Problem details =
Restate each of the lines given below, word for word.

Material for this exercise =
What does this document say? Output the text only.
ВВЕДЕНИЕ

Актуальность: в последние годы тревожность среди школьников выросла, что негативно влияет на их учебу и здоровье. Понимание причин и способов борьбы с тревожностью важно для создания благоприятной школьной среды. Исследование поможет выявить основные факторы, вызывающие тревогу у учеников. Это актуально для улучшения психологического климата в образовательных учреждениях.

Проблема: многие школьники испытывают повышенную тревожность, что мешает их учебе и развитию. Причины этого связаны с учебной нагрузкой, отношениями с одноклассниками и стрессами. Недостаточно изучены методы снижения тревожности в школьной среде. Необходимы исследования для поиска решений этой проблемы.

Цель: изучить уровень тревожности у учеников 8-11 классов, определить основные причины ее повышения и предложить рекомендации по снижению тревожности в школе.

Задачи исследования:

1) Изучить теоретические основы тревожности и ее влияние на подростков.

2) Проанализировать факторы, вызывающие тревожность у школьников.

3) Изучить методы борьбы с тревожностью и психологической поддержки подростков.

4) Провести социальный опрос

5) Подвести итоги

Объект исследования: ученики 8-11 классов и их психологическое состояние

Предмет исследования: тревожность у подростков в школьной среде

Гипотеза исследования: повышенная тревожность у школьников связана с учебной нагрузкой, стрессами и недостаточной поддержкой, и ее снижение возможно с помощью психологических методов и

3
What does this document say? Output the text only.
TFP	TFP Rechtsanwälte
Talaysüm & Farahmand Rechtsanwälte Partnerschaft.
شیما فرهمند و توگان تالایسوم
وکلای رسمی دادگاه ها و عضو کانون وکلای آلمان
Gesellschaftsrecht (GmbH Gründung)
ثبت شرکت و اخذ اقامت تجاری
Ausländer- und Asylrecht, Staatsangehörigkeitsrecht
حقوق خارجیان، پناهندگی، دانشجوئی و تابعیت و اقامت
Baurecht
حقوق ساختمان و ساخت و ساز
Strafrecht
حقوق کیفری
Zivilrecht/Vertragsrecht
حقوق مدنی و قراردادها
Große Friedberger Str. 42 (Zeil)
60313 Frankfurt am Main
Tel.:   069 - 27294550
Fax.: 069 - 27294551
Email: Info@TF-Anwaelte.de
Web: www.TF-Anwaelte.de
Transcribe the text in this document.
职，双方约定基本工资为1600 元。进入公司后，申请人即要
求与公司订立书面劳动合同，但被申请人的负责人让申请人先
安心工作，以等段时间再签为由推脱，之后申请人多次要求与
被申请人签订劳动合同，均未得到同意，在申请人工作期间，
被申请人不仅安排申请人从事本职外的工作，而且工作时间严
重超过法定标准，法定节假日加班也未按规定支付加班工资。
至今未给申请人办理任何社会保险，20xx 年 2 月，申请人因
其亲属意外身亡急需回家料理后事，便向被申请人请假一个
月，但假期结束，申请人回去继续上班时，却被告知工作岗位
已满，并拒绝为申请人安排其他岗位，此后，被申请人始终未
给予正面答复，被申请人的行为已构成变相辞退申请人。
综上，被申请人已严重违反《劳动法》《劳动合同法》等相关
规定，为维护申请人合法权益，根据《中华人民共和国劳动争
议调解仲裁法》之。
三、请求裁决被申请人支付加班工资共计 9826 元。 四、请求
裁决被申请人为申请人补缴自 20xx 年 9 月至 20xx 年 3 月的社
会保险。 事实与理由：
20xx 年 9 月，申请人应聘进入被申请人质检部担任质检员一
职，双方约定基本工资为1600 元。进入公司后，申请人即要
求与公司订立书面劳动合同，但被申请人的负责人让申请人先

Answer to the exercise =
What does this document say? Output the text only.
ВВЕДЕНИЕ

Актуальность: в последние годы тревожность среди школьников выросла, что негативно влияет на их учебу и здоровье. Понимание причин и способов борьбы с тревожностью важно для создания благоприятной школьной среды. Исследование поможет выявить основные факторы, вызывающие тревогу у учеников. Это актуально для улучшения психологического климата в образовательных учреждениях.

Проблема: многие школьники испытывают повышенную тревожность, что мешает их учебе и развитию. Причины этого связаны с учебной нагрузкой, отношениями с одноклассниками и стрессами. Недостаточно изучены методы снижения тревожности в школьной среде. Необходимы исследования для поиска решений этой проблемы.

Цель: изучить уровень тревожности у учеников 8-11 классов, определить основные причины ее повышения и предложить рекомендации по снижению тревожности в школе.

Задачи исследования:

1) Изучить теоретические основы тревожности и ее влияние на подростков.

2) Проанализировать факторы, вызывающие тревожность у школьников.

3) Изучить методы борьбы с тревожностью и психологической поддержки подростков.

4) Провести социальный опрос

5) Подвести итоги

Объект исследования: ученики 8-11 классов и их психологическое состояние

Предмет исследования: тревожность у подростков в школьной среде

Гипотеза исследования: повышенная тревожность у школьников связана с учебной нагрузкой, стрессами и недостаточной поддержкой, и ее снижение возможно с помощью психологических методов и

3
What does this document say? Output the text only.
TFP	TFP Rechtsanwälte
Talaysüm & Farahmand Rechtsanwälte Partnerschaft.
شیما فرهمند و توگان تالایسوم
وکلای رسمی دادگاه ها و عضو کانون وکلای آلمان
Gesellschaftsrecht (GmbH Gründung)
ثبت شرکت و اخذ اقامت تجاری
Ausländer- und Asylrecht, Staatsangehörigkeitsrecht
حقوق خارجیان، پناهندگی، دانشجوئی و تابعیت و اقامت
Baurecht
حقوق ساختمان و ساخت و ساز
Strafrecht
حقوق کیفری
Zivilrecht/Vertragsrecht
حقوق مدنی و قراردادها
Große Friedberger Str. 42 (Zeil)
60313 Frankfurt am Main
Tel.:   069 - 27294550
Fax.: 069 - 27294551
Email: Info@TF-Anwaelte.de
Web: www.TF-Anwaelte.de
Transcribe the text in this document.
职，双方约定基本工资为1600 元。进入公司后，申请人即要
求与公司订立书面劳动合同，但被申请人的负责人让申请人先
安心工作，以等段时间再签为由推脱，之后申请人多次要求与
被申请人签订劳动合同，均未得到同意，在申请人工作期间，
被申请人不仅安排申请人从事本职外的工作，而且工作时间严
重超过法定标准，法定节假日加班也未按规定支付加班工资。
至今未给申请人办理任何社会保险，20xx 年 2 月，申请人因
其亲属意外身亡急需回家料理后事，便向被申请人请假一个
月，但假期结束，申请人回去继续上班时，却被告知工作岗位
已满，并拒绝为申请人安排其他岗位，此后，被申请人始终未
给予正面答复，被申请人的行为已构成变相辞退申请人。
综上，被申请人已严重违反《劳动法》《劳动合同法》等相关
规定，为维护申请人合法权益，根据《中华人民共和国劳动争
议调解仲裁法》之。
三、请求裁决被申请人支付加班工资共计 9826 元。 四、请求
裁决被申请人为申请人补缴自 20xx 年 9 月至 20xx 年 3 月的社
会保险。 事实与理由：
20xx 年 9 月，申请人应聘进入被申请人质检部担任质检员一
职，双方约定基本工资为1600 元。进入公司后，申请人即要
求与公司订立书面劳动合同，但被申请人的负责人让申请人先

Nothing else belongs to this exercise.